### Written instruction
Before the items, copy the part of the decluttering article that opens with the words containing "It’s draining to" and closes with "your current life.", with no changes.

Decluttering is hard at the best of times, but when it comes to some types of things, it can feel almost impossible. Let’s take a look at what you need to look out for (the very hardest things to declutter), and what you can do to make letting them go, a LOT easier.
#1 – Sentimental Items
These items hold a special place in our hearts, and are the number one in this list for a reason.
We often attach memories and emotions to these things, making them really difficult to let go of.
Items that fall into this category are:
- Inherited items
- Gifted items
- Old paperwork
- Greetings cards / letters
- Anything the kids have grown out of
- Old school books
Why is it so hard to let go of sentimental items?
Removing any items that hold sentimental value can feel like erasing memories.
This emotional attachment can increase the difficulty of decluttering certain items, making it a much more daunting task.
You may have to confront feelings of guilt, loss, or regret during the process – and that’s hard to go through. As such, often we just don’t try…
HOW TO make decluttering SENTIMENTAL items easier
#1 – Don’t start with these items
Begin with things that hold less emotional significance and gradually work your way up to more sentimental ones.
Stretch your decision making muscle before you need to make really hard choices, and when you’re used to letting things go, you can move onto things that you may have found more tricky at first.
#2 – Take plenty of breaks.
It’s draining to go through all your things, especially things that hold lots of emotion and memories (good and bad). So it makes sense to take a step away from decluttering if you find yourself feeling overwhelmed.
As well as literally taking a break, you can also break up the amount of sentimental items you try and tackle in one go. Don’t force yourself to tackle them all at once – and you may find it easier to manage.
#3 – Focus on the present.
When you look through sentimental items you’re likely to get distracted by all those memories and start thinking about the past. This can take up much more time than the actually decluttering.
As such, instead of getting caught up in memories attached to the items, try to focus on the present and how keeping or getting rid of them will impact your current life.
#4 – Take photos.
If you’re struggling to part with an item but know you don’t have space for it, take a photo instead.
That way, you still have the memory without taking up physical space – and you can much more easily let the actual item go.
#2 – Things You Might Need One Day
We all have items in our homes that we keep on the off chance we might need them in the future at some point.
The thought of getting rid of them can induce a sense of anxiety as the ‘what if’ question can truly linger for a long time.
Items in this category might include:
- Old clothes
- Spare buttons
- Old electronics and cords
- Extra kitchen utensils
- Unused furniture
- Books you intend to read
- Craft supplies for projects you plan to do
Why is it so hard to declutter these items?
The primary reason is fear – namely the fear of needing the item once it’s gone.
Just think about that time when you let something go only to find that you needed it the following day….
This fear often leads us to hold onto things indefinitely, resulting in cluttered closets, drawers, and garages.
How can you make decluttering items YOU MAY NEED ONE DAY, easier?
#1 – Set a timeframe.
If you haven’t used an item in a certain period, it’s highly likely you won’t need it in the future.
A common timeframe people use is one year, but you can adjust this to suit your lifestyle and how much you’ve got to store.
#2 – Employ the 20/20 rule.

### Stored records
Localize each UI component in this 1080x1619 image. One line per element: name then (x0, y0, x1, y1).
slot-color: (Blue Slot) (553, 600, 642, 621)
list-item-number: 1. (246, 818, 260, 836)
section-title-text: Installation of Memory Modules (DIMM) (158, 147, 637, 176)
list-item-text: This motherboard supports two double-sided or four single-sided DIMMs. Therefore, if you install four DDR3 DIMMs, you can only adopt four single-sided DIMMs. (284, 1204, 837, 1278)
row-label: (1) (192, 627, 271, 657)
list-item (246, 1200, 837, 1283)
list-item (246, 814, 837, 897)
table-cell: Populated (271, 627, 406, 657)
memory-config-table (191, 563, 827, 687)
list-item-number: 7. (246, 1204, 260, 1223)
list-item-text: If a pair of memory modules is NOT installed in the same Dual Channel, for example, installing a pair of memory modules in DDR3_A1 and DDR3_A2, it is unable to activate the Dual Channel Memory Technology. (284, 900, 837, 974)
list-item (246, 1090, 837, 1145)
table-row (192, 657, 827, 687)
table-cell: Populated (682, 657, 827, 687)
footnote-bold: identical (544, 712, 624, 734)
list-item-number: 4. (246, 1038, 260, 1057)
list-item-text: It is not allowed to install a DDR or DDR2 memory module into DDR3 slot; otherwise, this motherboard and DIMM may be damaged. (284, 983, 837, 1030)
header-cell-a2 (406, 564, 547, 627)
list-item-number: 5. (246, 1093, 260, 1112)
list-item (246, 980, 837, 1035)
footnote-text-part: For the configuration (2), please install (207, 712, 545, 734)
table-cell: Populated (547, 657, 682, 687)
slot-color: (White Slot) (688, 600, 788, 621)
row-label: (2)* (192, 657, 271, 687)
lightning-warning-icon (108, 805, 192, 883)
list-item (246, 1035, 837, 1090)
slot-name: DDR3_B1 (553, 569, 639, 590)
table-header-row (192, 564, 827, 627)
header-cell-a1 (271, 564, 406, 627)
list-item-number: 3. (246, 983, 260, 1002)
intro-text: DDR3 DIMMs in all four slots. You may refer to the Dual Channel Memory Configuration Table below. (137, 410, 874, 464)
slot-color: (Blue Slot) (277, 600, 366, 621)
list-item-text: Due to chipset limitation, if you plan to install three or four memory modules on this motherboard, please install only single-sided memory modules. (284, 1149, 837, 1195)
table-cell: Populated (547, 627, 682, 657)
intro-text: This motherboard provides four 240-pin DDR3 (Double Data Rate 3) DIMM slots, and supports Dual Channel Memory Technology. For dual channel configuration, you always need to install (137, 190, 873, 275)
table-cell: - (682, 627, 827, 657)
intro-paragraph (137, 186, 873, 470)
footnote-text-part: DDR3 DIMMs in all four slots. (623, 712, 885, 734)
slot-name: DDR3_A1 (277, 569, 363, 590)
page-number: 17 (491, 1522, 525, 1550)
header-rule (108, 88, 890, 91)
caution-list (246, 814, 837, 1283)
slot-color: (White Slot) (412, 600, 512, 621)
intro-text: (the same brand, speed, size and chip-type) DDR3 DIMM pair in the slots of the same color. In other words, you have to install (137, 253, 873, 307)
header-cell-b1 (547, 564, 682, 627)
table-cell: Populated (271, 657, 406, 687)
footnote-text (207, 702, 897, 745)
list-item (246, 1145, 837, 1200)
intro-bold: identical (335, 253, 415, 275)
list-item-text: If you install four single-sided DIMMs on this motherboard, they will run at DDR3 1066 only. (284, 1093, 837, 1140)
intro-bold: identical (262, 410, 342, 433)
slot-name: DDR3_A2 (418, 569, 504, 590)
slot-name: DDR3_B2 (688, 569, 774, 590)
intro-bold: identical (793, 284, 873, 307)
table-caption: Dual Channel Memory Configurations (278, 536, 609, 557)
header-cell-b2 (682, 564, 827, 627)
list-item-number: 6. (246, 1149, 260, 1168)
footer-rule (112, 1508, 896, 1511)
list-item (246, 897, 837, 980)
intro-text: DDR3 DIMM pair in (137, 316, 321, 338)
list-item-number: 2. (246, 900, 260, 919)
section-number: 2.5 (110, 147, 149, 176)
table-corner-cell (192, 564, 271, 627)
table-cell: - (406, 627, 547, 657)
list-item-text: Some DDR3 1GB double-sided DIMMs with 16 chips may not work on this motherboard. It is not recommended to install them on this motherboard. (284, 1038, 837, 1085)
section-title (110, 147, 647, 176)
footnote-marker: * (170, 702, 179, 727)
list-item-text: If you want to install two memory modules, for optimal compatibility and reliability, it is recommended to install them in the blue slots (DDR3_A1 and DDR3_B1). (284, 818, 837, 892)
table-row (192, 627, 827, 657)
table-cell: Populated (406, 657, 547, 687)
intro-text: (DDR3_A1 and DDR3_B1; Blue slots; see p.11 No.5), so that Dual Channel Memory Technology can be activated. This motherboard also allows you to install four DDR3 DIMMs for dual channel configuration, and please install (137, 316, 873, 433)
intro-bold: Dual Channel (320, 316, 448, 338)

### Solution to the exercise
It’s draining to go through all your things, especially things that hold lots of emotion and memories (good and bad). So it makes sense to take a step away from decluttering if you find yourself feeling overwhelmed.
As well as literally taking a break, you can also break up the amount of sentimental items you try and tackle in one go. Don’t force yourself to tackle them all at once – and you may find it easier to manage.
#3 – Focus on the present.
When you look through sentimental items you’re likely to get distracted by all those memories and start thinking about the past. This can take up much more time than the actually decluttering.
As such, instead of getting caught up in memories attached to the items, try to focus on the present and how keeping or getting rid of them will impact your current life.